▶ **Data extract**:
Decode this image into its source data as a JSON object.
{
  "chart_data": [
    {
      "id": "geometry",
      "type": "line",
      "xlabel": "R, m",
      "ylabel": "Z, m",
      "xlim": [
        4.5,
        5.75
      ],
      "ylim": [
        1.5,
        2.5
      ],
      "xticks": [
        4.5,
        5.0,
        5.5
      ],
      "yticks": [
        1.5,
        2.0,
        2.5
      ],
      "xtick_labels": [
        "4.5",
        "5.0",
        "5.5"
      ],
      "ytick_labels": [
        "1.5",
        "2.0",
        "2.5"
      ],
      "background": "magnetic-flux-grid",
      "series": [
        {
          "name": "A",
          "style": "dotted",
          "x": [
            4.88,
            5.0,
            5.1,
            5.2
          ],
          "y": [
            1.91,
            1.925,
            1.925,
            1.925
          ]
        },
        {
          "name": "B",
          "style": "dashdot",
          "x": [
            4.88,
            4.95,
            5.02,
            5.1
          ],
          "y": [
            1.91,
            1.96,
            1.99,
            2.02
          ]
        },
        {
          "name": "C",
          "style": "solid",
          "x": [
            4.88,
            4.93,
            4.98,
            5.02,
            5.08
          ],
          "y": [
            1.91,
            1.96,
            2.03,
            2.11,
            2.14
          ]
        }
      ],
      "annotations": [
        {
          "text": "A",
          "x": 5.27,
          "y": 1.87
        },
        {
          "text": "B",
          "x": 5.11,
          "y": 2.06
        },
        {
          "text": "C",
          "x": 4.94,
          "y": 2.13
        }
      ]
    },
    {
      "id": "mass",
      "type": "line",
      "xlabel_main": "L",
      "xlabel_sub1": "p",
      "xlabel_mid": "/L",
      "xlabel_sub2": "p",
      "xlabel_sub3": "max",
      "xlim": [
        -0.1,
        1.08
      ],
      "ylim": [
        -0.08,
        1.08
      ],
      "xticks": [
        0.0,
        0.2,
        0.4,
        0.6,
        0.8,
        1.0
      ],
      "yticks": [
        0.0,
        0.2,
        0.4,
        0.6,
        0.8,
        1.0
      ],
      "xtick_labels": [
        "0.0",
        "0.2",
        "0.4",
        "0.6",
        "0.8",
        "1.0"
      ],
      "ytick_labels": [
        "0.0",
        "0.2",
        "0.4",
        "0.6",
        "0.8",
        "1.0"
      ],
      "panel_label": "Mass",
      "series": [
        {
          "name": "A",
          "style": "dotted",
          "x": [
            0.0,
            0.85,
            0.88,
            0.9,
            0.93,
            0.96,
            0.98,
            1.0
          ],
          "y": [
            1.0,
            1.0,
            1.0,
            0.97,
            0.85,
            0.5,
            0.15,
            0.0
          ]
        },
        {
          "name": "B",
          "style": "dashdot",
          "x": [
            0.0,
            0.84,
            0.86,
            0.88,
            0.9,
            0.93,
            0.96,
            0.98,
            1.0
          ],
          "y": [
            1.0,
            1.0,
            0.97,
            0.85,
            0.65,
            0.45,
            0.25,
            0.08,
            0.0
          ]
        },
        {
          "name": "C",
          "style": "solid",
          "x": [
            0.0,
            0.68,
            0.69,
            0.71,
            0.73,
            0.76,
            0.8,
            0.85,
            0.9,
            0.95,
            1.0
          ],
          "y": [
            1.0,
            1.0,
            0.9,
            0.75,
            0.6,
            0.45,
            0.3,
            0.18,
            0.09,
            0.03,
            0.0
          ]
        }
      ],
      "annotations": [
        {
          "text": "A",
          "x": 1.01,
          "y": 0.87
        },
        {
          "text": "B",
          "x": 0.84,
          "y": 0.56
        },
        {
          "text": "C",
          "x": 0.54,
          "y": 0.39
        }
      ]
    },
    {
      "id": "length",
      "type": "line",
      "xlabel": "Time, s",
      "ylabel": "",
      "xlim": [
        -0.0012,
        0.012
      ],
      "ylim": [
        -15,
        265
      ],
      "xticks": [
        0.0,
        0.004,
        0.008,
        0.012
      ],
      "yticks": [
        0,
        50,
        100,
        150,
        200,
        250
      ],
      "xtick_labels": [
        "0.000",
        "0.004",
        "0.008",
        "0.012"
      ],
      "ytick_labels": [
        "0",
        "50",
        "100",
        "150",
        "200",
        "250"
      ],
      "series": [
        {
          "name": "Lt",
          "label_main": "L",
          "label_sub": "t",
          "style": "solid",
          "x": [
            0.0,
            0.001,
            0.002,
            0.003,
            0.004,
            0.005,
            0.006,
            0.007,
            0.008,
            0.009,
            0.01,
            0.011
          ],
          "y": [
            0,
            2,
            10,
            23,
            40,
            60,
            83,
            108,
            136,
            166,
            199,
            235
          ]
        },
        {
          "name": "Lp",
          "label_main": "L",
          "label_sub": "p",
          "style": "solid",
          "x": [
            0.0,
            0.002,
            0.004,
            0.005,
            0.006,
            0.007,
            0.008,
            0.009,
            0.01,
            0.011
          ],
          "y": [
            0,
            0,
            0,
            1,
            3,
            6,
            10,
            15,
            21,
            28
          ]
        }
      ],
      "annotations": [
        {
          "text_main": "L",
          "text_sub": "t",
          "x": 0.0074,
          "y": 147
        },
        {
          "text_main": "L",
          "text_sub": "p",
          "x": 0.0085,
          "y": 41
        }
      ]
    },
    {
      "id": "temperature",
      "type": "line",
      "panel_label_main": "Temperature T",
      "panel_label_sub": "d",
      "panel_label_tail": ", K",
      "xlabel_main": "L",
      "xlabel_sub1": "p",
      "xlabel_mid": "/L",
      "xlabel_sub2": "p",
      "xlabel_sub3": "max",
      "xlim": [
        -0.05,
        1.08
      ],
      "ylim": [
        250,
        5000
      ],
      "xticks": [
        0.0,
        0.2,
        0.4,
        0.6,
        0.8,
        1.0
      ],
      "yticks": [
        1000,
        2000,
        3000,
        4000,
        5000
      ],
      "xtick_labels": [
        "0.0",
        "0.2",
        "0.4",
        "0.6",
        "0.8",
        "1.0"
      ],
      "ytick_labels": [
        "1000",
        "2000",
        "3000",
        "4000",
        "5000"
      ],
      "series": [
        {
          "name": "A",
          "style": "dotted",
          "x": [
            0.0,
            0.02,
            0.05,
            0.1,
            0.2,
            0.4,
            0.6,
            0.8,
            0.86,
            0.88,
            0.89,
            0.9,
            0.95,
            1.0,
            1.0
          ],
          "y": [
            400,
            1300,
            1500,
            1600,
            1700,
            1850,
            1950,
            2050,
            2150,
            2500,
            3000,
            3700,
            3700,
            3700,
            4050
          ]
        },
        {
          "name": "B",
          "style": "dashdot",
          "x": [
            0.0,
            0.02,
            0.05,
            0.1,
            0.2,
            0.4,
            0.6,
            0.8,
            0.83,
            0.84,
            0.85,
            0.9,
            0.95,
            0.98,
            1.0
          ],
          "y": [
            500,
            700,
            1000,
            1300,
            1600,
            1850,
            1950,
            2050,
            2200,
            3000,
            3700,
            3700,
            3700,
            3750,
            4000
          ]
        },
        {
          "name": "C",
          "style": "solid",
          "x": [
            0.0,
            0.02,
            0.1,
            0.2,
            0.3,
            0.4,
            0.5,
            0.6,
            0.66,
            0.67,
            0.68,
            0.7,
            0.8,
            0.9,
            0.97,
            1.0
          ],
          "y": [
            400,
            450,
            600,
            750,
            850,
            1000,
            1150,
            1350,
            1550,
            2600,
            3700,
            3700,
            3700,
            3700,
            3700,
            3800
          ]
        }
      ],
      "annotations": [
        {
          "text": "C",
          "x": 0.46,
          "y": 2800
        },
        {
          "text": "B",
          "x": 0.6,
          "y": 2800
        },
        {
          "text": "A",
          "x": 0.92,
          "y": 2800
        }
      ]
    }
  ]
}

▶ **Exercise goal**: The data above must be returned in full, exactly as written.

▶ **Correct response**:
Decode this image into its source data as a JSON object.
{
  "chart_data": [
    {
      "id": "geometry",
      "type": "line",
      "xlabel": "R, m",
      "ylabel": "Z, m",
      "xlim": [
        4.5,
        5.75
      ],
      "ylim": [
        1.5,
        2.5
      ],
      "xticks": [
        4.5,
        5.0,
        5.5
      ],
      "yticks": [
        1.5,
        2.0,
        2.5
      ],
      "xtick_labels": [
        "4.5",
        "5.0",
        "5.5"
      ],
      "ytick_labels": [
        "1.5",
        "2.0",
        "2.5"
      ],
      "background": "magnetic-flux-grid",
      "series": [
        {
          "name": "A",
          "style": "dotted",
          "x": [
            4.88,
            5.0,
            5.1,
            5.2
          ],
          "y": [
            1.91,
            1.925,
            1.925,
            1.925
          ]
        },
        {
          "name": "B",
          "style": "dashdot",
          "x": [
            4.88,
            4.95,
            5.02,
            5.1
          ],
          "y": [
            1.91,
            1.96,
            1.99,
            2.02
          ]
        },
        {
          "name": "C",
          "style": "solid",
          "x": [
            4.88,
            4.93,
            4.98,
            5.02,
            5.08
          ],
          "y": [
            1.91,
            1.96,
            2.03,
            2.11,
            2.14
          ]
        }
      ],
      "annotations": [
        {
          "text": "A",
          "x": 5.27,
          "y": 1.87
        },
        {
          "text": "B",
          "x": 5.11,
          "y": 2.06
        },
        {
          "text": "C",
          "x": 4.94,
          "y": 2.13
        }
      ]
    },
    {
      "id": "mass",
      "type": "line",
      "xlabel_main": "L",
      "xlabel_sub1": "p",
      "xlabel_mid": "/L",
      "xlabel_sub2": "p",
      "xlabel_sub3": "max",
      "xlim": [
        -0.1,
        1.08
      ],
      "ylim": [
        -0.08,
        1.08
      ],
      "xticks": [
        0.0,
        0.2,
        0.4,
        0.6,
        0.8,
        1.0
      ],
      "yticks": [
        0.0,
        0.2,
        0.4,
        0.6,
        0.8,
        1.0
      ],
      "xtick_labels": [
        "0.0",
        "0.2",
        "0.4",
        "0.6",
        "0.8",
        "1.0"
      ],
      "ytick_labels": [
        "0.0",
        "0.2",
        "0.4",
        "0.6",
        "0.8",
        "1.0"
      ],
      "panel_label": "Mass",
      "series": [
        {
          "name": "A",
          "style": "dotted",
          "x": [
            0.0,
            0.85,
            0.88,
            0.9,
            0.93,
            0.96,
            0.98,
            1.0
          ],
          "y": [
            1.0,
            1.0,
            1.0,
            0.97,
            0.85,
            0.5,
            0.15,
            0.0
          ]
        },
        {
          "name": "B",
          "style": "dashdot",
          "x": [
            0.0,
            0.84,
            0.86,
            0.88,
            0.9,
            0.93,
            0.96,
            0.98,
            1.0
          ],
          "y": [
            1.0,
            1.0,
            0.97,
            0.85,
            0.65,
            0.45,
            0.25,
            0.08,
            0.0
          ]
        },
        {
          "name": "C",
          "style": "solid",
          "x": [
            0.0,
            0.68,
            0.69,
            0.71,
            0.73,
            0.76,
            0.8,
            0.85,
            0.9,
            0.95,
            1.0
          ],
          "y": [
            1.0,
            1.0,
            0.9,
            0.75,
            0.6,
            0.45,
            0.3,
            0.18,
            0.09,
            0.03,
            0.0
          ]
        }
      ],
      "annotations": [
        {
          "text": "A",
          "x": 1.01,
          "y": 0.87
        },
        {
          "text": "B",
          "x": 0.84,
          "y": 0.56
        },
        {
          "text": "C",
          "x": 0.54,
          "y": 0.39
        }
      ]
    },
    {
      "id": "length",
      "type": "line",
      "xlabel": "Time, s",
      "ylabel": "",
      "xlim": [
        -0.0012,
        0.012
      ],
      "ylim": [
        -15,
        265
      ],
      "xticks": [
        0.0,
        0.004,
        0.008,
        0.012
      ],
      "yticks": [
        0,
        50,
        100,
        150,
        200,
        250
      ],
      "xtick_labels": [
        "0.000",
        "0.004",
        "0.008",
        "0.012"
      ],
      "ytick_labels": [
        "0",
        "50",
        "100",
        "150",
        "200",
        "250"
      ],
      "series": [
        {
          "name": "Lt",
          "label_main": "L",
          "label_sub": "t",
          "style": "solid",
          "x": [
            0.0,
            0.001,
            0.002,
            0.003,
            0.004,
            0.005,
            0.006,
            0.007,
            0.008,
            0.009,
            0.01,
            0.011
          ],
          "y": [
            0,
            2,
            10,
            23,
            40,
            60,
            83,
            108,
            136,
            166,
            199,
            235
          ]
        },
        {
          "name": "Lp",
          "label_main": "L",
          "label_sub": "p",
          "style": "solid",
          "x": [
            0.0,
            0.002,
            0.004,
            0.005,
            0.006,
            0.007,
            0.008,
            0.009,
            0.01,
            0.011
          ],
          "y": [
            0,
            0,
            0,
            1,
            3,
            6,
            10,
            15,
            21,
            28
          ]
        }
      ],
      "annotations": [
        {
          "text_main": "L",
          "text_sub": "t",
          "x": 0.0074,
          "y": 147
        },
        {
          "text_main": "L",
          "text_sub": "p",
          "x": 0.0085,
          "y": 41
        }
      ]
    },
    {
      "id": "temperature",
      "type": "line",
      "panel_label_main": "Temperature T",
      "panel_label_sub": "d",
      "panel_label_tail": ", K",
      "xlabel_main": "L",
      "xlabel_sub1": "p",
      "xlabel_mid": "/L",
      "xlabel_sub2": "p",
      "xlabel_sub3": "max",
      "xlim": [
        -0.05,
        1.08
      ],
      "ylim": [
        250,
        5000
      ],
      "xticks": [
        0.0,
        0.2,
        0.4,
        0.6,
        0.8,
        1.0
      ],
      "yticks": [
        1000,
        2000,
        3000,
        4000,
        5000
      ],
      "xtick_labels": [
        "0.0",
        "0.2",
        "0.4",
        "0.6",
        "0.8",
        "1.0"
      ],
      "ytick_labels": [
        "1000",
        "2000",
        "3000",
        "4000",
        "5000"
      ],
      "series": [
        {
          "name": "A",
          "style": "dotted",
          "x": [
            0.0,
            0.02,
            0.05,
            0.1,
            0.2,
            0.4,
            0.6,
            0.8,
            0.86,
            0.88,
            0.89,
            0.9,
            0.95,
            1.0,
            1.0
          ],
          "y": [
            400,
            1300,
            1500,
            1600,
            1700,
            1850,
            1950,
            2050,
            2150,
            2500,
            3000,
            3700,
            3700,
            3700,
            4050
          ]
        },
        {
          "name": "B",
          "style": "dashdot",
          "x": [
            0.0,
            0.02,
            0.05,
            0.1,
            0.2,
            0.4,
            0.6,
            0.8,
            0.83,
            0.84,
            0.85,
            0.9,
            0.95,
            0.98,
            1.0
          ],
          "y": [
            500,
            700,
            1000,
            1300,
            1600,
            1850,
            1950,
            2050,
            2200,
            3000,
            3700,
            3700,
            3700,
            3750,
            4000
          ]
        },
        {
          "name": "C",
          "style": "solid",
          "x": [
            0.0,
            0.02,
            0.1,
            0.2,
            0.3,
            0.4,
            0.5,
            0.6,
            0.66,
            0.67,
            0.68,
            0.7,
            0.8,
            0.9,
            0.97,
            1.0
          ],
          "y": [
            400,
            450,
            600,
            750,
            850,
            1000,
            1150,
            1350,
            1550,
            2600,
            3700,
            3700,
            3700,
            3700,
            3700,
            3800
          ]
        }
      ],
      "annotations": [
        {
          "text": "C",
          "x": 0.46,
          "y": 2800
        },
        {
          "text": "B",
          "x": 0.6,
          "y": 2800
        },
        {
          "text": "A",
          "x": 0.92,
          "y": 2800
        }
      ]
    }
  ]
}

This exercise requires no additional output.